— BEGIN —
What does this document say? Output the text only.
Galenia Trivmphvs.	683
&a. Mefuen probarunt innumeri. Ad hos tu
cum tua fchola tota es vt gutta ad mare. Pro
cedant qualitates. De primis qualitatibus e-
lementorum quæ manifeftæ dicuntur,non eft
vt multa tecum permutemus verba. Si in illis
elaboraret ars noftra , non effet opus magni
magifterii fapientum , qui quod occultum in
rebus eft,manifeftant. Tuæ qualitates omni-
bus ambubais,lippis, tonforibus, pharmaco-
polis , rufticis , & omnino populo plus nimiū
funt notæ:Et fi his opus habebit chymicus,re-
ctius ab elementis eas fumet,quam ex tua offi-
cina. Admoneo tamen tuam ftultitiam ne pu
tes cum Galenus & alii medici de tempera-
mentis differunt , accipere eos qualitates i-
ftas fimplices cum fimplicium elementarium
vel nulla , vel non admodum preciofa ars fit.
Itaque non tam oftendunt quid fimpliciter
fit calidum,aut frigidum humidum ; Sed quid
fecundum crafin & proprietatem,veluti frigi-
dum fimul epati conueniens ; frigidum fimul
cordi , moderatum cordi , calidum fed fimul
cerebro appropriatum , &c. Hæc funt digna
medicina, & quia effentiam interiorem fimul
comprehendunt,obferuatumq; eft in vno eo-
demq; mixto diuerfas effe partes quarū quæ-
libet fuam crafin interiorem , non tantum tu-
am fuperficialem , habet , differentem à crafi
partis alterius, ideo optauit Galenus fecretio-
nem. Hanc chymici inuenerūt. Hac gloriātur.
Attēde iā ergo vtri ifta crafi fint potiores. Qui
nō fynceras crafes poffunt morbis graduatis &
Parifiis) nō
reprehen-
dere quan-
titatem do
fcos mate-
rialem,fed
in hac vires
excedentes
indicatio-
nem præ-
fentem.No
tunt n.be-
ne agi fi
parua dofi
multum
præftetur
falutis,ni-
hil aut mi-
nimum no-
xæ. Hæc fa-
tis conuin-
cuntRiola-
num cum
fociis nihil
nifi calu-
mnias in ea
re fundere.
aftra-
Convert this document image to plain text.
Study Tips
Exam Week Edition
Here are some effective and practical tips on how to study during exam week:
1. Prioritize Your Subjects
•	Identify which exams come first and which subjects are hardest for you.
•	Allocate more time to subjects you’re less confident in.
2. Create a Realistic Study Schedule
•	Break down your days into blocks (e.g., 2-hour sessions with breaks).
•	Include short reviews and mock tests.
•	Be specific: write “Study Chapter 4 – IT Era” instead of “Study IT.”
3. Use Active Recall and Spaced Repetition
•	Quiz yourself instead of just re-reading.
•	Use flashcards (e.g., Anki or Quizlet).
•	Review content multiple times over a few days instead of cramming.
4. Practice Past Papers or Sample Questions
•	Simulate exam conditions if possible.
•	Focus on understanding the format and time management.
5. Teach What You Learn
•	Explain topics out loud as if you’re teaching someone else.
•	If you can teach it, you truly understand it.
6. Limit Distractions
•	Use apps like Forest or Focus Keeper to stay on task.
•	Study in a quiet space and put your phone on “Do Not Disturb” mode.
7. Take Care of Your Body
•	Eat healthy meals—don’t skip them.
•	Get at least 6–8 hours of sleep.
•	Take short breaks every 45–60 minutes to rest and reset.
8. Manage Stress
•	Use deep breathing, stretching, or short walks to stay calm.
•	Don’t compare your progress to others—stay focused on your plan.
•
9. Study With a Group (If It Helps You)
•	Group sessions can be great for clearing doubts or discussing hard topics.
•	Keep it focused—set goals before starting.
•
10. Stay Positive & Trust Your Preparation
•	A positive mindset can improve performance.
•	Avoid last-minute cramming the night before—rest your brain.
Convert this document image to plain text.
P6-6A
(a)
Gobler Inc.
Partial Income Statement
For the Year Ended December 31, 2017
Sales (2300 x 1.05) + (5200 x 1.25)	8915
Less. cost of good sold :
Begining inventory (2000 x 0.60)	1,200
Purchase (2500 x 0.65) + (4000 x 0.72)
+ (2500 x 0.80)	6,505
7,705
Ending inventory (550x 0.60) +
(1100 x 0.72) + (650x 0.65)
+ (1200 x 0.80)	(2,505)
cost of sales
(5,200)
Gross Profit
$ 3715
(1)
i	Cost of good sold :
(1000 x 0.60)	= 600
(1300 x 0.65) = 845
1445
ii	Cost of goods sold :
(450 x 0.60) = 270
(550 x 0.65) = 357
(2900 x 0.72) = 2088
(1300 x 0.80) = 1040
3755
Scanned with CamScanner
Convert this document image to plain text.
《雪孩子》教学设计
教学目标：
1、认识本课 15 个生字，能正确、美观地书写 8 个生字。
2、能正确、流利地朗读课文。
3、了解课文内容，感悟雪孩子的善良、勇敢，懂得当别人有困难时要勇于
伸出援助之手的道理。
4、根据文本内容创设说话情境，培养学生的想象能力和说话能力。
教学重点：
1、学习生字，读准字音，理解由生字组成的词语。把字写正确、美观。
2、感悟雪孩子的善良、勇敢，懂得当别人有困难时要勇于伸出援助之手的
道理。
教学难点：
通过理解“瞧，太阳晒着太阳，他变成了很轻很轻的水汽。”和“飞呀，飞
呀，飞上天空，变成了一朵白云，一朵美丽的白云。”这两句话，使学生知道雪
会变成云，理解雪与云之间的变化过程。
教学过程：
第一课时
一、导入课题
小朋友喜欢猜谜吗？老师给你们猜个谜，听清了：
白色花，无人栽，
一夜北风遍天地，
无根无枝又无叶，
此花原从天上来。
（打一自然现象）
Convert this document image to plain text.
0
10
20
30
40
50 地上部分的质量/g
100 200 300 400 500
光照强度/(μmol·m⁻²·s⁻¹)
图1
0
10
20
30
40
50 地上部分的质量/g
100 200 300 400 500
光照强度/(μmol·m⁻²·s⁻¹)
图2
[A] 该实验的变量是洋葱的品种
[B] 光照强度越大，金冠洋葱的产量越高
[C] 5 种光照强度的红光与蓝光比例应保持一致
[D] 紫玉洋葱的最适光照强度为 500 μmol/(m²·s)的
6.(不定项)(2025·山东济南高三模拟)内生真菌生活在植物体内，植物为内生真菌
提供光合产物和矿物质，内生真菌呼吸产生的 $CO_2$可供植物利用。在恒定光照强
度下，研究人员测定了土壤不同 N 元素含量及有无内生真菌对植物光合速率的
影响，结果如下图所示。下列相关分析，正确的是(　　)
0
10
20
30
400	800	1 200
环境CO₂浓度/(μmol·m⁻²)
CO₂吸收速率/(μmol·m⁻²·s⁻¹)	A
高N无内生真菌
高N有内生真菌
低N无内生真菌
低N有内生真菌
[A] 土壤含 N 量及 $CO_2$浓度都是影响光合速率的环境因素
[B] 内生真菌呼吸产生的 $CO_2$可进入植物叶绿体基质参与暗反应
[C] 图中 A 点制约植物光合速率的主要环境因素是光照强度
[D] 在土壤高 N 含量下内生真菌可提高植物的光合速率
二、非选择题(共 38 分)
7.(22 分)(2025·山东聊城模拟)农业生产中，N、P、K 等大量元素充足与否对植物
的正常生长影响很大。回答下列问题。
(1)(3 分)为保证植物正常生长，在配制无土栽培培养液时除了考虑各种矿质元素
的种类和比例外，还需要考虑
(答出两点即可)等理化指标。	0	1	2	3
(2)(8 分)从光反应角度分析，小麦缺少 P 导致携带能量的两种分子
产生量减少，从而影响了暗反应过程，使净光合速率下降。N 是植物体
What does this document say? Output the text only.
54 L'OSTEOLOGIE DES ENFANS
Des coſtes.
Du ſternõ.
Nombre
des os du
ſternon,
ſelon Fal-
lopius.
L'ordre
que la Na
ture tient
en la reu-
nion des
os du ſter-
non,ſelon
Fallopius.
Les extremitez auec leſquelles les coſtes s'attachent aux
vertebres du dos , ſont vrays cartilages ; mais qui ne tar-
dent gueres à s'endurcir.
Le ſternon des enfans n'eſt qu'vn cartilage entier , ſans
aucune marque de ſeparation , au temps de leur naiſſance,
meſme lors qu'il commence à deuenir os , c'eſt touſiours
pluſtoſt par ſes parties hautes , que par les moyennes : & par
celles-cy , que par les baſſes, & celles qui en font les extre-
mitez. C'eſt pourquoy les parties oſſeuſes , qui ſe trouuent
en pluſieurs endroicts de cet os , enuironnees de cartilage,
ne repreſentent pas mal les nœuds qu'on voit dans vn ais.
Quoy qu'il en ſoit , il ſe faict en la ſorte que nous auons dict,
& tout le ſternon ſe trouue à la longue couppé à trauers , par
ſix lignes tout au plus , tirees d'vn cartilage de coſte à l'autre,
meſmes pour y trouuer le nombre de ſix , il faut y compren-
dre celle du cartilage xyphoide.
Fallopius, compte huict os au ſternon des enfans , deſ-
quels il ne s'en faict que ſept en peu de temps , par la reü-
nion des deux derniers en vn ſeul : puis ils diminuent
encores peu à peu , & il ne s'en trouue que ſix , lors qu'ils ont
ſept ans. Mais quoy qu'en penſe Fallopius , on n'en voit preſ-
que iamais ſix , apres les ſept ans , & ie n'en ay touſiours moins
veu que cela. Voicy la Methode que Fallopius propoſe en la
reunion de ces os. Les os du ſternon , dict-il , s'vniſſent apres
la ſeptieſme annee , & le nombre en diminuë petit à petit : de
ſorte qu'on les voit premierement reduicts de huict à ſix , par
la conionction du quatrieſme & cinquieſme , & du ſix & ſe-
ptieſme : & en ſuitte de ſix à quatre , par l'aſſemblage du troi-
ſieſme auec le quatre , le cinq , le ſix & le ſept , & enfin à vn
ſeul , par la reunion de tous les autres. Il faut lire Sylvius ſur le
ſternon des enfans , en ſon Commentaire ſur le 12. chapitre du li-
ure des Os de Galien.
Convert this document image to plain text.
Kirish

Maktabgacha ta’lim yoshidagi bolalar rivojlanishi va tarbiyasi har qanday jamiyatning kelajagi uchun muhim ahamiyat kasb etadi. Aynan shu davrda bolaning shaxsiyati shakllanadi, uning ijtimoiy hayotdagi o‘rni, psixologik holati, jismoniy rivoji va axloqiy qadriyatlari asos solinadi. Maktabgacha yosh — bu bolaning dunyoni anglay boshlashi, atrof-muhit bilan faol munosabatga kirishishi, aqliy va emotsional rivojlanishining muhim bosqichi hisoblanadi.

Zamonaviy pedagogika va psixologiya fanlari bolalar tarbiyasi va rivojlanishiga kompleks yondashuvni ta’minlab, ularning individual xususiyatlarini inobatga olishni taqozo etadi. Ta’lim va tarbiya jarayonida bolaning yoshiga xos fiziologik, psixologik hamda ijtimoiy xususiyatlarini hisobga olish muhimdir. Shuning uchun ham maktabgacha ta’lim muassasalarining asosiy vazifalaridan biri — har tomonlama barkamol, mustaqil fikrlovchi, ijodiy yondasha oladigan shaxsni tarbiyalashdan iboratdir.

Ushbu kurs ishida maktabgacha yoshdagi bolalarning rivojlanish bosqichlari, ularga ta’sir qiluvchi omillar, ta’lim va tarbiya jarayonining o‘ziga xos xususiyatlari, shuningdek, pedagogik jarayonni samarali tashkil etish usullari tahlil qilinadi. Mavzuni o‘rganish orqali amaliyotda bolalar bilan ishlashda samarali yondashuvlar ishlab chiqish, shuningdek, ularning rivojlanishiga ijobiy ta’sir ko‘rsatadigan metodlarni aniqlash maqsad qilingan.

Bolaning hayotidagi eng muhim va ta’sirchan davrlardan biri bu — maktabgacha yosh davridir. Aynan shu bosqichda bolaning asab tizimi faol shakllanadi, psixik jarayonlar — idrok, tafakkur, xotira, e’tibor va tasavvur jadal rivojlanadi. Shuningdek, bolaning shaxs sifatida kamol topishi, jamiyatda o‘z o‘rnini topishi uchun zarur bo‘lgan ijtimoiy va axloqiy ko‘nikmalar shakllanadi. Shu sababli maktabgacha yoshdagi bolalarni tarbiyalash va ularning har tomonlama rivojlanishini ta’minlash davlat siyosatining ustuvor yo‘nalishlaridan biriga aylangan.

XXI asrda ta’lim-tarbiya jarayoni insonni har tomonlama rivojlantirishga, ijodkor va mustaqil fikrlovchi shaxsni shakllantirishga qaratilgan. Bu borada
— END —
*Exercise directions*. Look above for lines with the word "μmol" and copy them all.

*Complete output*.
光照强度/(μmol·m⁻²·s⁻¹)
光照强度/(μmol·m⁻²·s⁻¹)
[D] 紫玉洋葱的最适光照强度为 500 μmol/(m²·s)的
环境CO₂浓度/(μmol·m⁻²)
CO₂吸收速率/(μmol·m⁻²·s⁻¹)	A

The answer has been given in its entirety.